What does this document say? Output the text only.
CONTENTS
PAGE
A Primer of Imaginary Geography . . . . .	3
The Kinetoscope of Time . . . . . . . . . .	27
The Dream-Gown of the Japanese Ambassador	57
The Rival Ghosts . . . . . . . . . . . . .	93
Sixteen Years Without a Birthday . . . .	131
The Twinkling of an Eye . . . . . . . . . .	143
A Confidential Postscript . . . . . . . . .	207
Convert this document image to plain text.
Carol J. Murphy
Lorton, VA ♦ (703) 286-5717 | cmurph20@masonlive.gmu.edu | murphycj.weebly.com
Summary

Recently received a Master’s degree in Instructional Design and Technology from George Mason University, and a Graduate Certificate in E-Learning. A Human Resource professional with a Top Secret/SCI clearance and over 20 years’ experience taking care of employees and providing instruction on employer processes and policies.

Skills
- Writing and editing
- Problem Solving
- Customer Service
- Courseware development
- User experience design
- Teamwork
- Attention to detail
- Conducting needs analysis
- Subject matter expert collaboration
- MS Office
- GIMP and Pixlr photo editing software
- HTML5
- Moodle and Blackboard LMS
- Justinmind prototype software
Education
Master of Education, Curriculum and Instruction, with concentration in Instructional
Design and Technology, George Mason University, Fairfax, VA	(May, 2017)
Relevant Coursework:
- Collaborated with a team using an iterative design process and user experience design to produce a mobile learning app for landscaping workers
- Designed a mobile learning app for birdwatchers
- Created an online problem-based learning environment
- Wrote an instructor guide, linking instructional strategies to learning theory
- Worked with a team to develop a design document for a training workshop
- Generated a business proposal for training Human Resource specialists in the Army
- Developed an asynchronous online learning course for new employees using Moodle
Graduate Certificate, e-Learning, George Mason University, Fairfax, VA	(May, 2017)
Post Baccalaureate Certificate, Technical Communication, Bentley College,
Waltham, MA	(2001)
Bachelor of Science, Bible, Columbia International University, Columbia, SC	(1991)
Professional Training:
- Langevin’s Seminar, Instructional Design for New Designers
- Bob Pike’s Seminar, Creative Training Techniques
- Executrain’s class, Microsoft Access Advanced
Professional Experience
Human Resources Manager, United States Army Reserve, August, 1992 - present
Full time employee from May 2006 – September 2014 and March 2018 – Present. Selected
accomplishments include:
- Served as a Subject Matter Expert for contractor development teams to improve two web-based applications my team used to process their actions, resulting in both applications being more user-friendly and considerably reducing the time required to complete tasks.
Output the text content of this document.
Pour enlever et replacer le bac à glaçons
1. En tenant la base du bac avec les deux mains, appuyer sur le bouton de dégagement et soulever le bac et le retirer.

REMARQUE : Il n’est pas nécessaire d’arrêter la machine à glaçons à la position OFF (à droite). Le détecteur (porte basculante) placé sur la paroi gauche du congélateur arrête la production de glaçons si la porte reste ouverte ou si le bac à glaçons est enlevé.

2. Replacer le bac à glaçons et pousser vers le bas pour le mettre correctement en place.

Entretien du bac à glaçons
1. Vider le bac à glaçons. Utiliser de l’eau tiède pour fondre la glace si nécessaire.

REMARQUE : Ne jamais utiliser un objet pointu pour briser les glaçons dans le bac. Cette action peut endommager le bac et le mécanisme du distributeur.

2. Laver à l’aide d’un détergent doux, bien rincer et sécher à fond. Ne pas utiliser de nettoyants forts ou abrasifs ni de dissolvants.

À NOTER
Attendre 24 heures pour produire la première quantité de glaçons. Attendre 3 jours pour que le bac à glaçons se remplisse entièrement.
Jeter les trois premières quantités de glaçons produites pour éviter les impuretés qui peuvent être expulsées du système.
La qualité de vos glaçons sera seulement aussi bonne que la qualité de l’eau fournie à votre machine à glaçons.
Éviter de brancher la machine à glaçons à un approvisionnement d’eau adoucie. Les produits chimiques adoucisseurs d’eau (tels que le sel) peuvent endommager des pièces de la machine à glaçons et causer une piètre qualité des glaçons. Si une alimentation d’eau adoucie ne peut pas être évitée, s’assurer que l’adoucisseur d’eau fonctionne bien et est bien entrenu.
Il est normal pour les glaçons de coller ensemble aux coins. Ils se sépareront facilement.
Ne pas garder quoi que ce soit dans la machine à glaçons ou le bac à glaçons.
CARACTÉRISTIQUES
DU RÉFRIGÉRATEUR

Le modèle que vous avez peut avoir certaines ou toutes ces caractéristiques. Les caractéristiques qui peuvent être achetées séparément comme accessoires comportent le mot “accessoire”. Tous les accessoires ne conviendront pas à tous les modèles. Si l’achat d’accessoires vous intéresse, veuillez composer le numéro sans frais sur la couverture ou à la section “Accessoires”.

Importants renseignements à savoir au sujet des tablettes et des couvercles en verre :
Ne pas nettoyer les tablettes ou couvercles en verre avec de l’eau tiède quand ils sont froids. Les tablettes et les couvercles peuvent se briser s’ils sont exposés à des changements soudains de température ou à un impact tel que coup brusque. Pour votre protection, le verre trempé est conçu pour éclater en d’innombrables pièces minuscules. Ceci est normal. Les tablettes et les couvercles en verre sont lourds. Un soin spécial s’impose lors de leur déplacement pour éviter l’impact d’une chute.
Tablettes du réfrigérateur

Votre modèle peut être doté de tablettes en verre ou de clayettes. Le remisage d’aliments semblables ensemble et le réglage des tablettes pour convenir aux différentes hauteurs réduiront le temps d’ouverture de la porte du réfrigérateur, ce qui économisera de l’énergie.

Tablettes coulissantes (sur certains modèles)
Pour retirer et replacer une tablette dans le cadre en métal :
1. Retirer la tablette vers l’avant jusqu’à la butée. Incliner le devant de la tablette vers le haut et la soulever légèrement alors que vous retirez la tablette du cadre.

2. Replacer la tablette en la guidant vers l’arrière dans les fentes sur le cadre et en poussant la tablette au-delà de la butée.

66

--

**Your instructions:**
Give the number of lines in the records above that contain the word "using". Reply with that number alone.

**Exercise result:**
2